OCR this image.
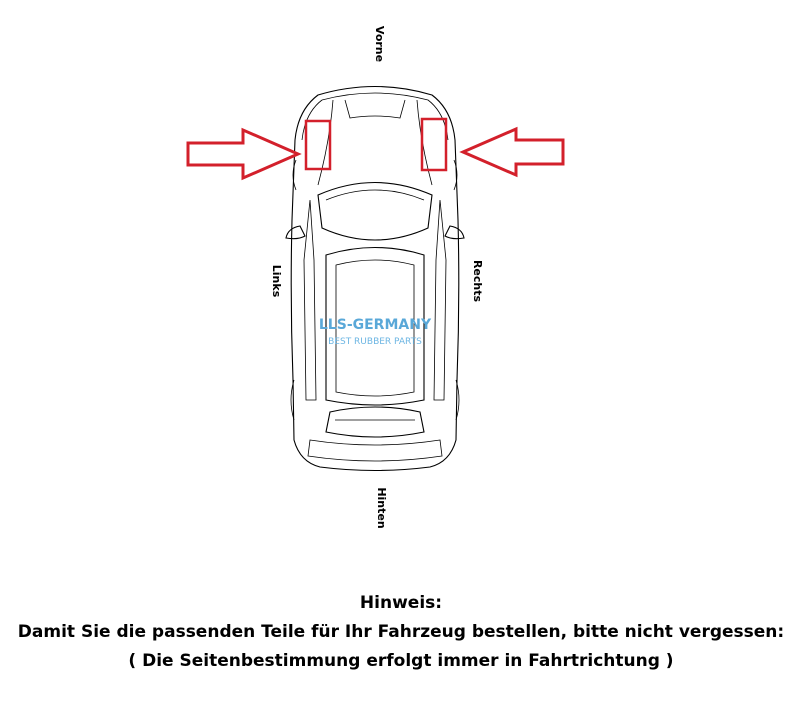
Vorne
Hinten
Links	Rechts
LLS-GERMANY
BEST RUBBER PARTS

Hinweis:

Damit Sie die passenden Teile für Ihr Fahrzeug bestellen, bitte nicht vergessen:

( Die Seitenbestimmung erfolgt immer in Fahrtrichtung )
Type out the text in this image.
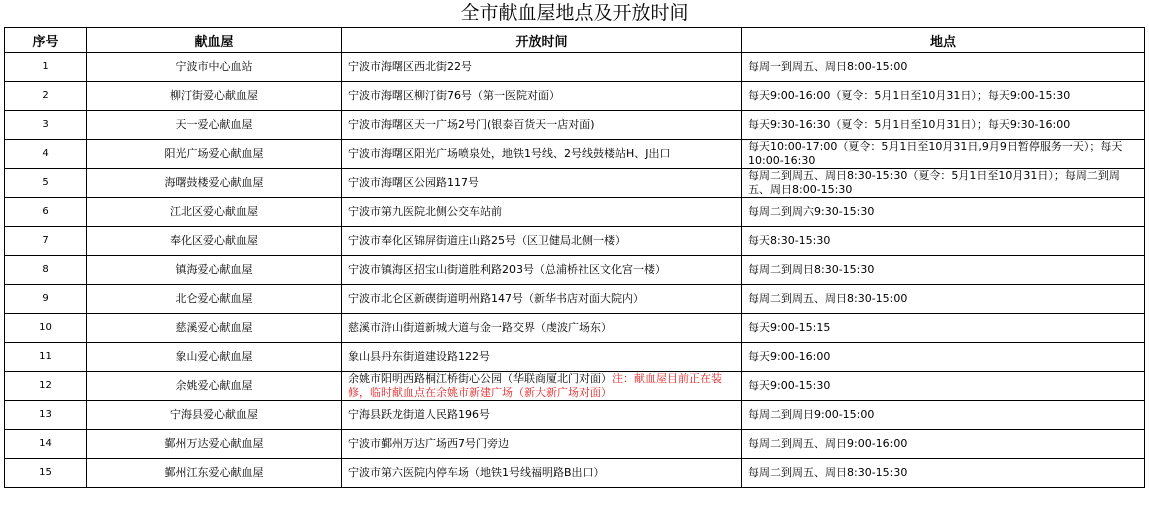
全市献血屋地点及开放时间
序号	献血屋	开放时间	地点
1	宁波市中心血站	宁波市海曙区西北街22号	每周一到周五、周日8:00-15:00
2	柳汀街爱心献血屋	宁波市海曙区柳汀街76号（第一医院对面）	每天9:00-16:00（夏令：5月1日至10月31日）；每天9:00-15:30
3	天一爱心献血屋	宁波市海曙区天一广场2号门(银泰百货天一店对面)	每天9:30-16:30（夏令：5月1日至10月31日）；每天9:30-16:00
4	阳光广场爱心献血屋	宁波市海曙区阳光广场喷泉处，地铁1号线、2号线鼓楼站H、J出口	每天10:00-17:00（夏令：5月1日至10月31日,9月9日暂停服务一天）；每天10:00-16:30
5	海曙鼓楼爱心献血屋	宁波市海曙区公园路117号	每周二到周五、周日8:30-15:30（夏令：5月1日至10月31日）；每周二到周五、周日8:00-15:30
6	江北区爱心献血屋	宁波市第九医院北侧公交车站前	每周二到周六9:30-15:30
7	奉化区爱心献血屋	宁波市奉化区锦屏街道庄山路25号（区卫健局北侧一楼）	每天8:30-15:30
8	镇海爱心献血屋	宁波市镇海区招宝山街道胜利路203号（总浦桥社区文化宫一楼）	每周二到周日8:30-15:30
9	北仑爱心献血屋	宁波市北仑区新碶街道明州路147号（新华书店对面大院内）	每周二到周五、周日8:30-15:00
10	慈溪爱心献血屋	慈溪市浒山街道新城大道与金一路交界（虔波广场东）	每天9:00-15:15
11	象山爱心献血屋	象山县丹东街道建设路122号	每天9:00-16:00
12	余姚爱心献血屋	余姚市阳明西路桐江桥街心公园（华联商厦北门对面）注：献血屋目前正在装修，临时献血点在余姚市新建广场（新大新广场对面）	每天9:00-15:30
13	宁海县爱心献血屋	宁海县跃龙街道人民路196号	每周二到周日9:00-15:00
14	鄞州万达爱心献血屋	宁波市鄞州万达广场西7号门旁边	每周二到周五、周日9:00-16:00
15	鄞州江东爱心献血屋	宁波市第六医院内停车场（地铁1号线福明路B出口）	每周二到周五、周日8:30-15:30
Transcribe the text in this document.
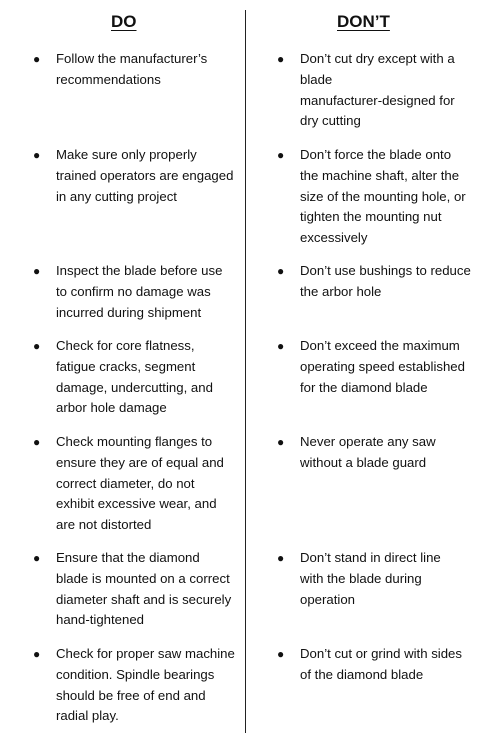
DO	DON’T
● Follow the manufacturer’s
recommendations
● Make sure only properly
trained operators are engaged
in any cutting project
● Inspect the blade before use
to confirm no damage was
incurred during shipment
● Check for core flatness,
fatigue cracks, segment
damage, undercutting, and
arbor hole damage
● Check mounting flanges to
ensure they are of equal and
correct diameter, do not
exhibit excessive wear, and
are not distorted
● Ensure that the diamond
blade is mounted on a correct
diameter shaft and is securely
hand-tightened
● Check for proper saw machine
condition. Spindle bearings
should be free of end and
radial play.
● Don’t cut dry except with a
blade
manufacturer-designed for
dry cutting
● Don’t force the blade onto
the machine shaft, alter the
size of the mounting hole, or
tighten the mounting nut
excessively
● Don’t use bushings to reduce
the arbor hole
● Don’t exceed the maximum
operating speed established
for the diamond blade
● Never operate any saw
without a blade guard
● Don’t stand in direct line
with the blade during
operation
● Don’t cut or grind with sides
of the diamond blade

==========

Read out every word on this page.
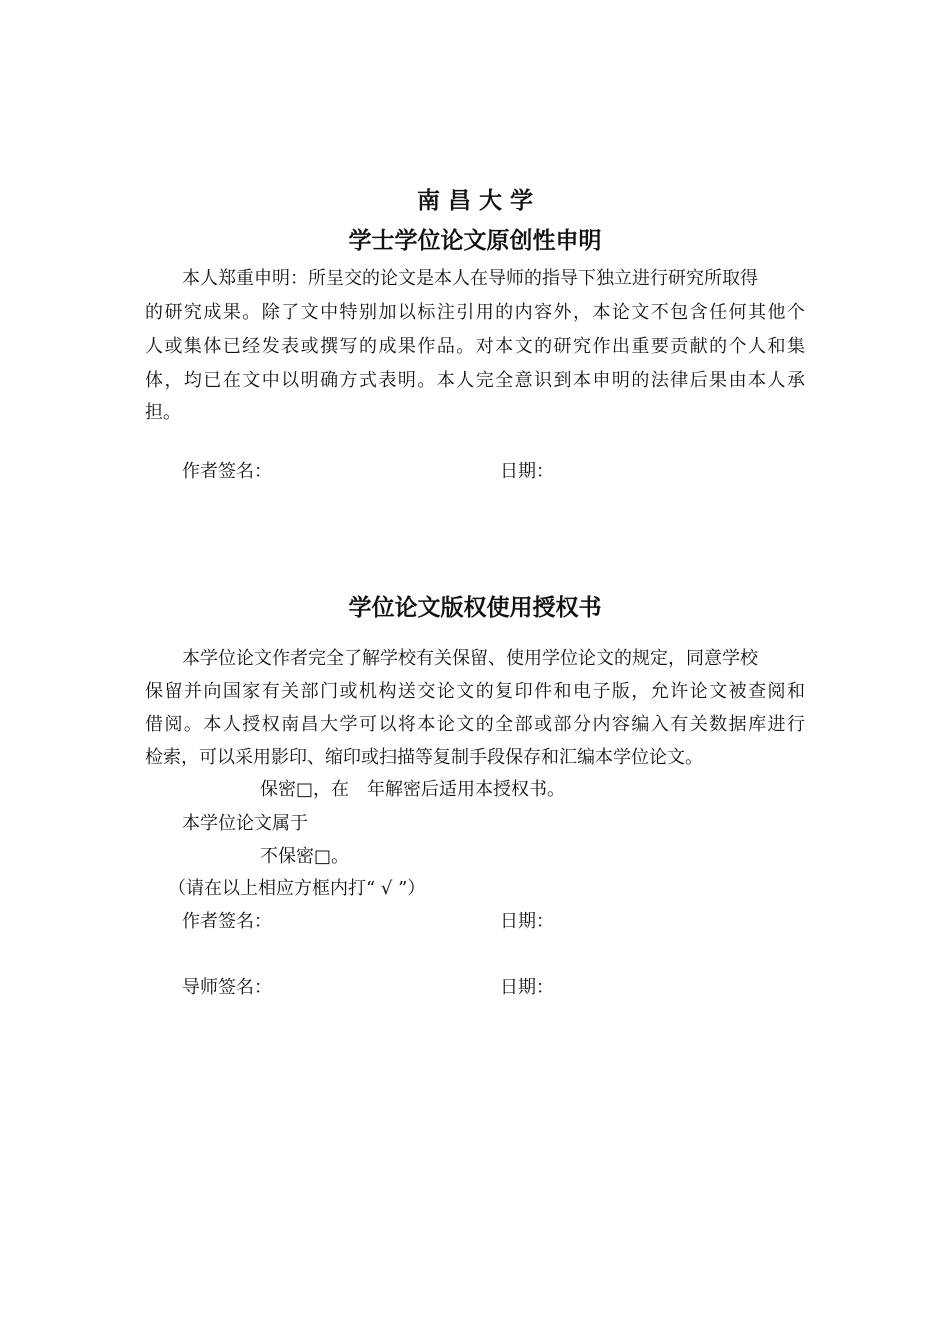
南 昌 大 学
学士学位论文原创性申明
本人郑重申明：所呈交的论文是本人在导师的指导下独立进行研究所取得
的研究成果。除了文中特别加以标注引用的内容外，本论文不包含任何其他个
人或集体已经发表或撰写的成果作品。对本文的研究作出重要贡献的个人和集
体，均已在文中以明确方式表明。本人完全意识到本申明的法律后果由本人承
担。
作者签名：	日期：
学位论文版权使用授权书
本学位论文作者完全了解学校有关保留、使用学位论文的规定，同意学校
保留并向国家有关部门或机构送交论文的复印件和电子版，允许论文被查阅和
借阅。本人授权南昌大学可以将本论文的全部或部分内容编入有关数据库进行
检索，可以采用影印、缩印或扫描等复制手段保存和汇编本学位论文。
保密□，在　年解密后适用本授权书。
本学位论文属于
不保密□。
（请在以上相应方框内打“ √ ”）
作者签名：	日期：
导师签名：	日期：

==========

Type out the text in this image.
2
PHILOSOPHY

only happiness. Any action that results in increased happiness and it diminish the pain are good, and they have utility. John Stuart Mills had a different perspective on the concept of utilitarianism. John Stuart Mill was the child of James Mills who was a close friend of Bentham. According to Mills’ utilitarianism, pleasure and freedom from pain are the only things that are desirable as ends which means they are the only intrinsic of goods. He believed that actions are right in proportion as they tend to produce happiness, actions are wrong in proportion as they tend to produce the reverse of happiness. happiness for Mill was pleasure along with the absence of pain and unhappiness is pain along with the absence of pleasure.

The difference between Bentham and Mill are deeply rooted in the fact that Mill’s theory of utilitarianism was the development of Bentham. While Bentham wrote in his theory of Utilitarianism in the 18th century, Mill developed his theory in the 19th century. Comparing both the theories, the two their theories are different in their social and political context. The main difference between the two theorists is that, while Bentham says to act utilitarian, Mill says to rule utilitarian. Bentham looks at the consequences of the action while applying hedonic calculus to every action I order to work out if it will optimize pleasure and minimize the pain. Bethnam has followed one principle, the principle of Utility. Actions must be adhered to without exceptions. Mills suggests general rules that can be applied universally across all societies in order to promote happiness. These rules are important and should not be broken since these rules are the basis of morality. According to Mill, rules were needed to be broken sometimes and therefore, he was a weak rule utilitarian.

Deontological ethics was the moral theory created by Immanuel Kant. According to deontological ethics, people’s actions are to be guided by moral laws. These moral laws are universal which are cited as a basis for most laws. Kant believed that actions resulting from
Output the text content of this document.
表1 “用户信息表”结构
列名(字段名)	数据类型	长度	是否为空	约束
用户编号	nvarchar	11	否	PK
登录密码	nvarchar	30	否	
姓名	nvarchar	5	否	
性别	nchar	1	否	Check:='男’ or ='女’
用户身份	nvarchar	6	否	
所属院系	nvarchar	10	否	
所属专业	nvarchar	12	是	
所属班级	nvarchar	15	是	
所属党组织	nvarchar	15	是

==========

• **Direction**:
Which lines include the word "this"? List them all.

• **The completed task**:
OCR this image.
Type out the text in this image.
Transcribe the text in this document.
Read out every word on this page.
Type out the text in this image.
Output the text content of this document.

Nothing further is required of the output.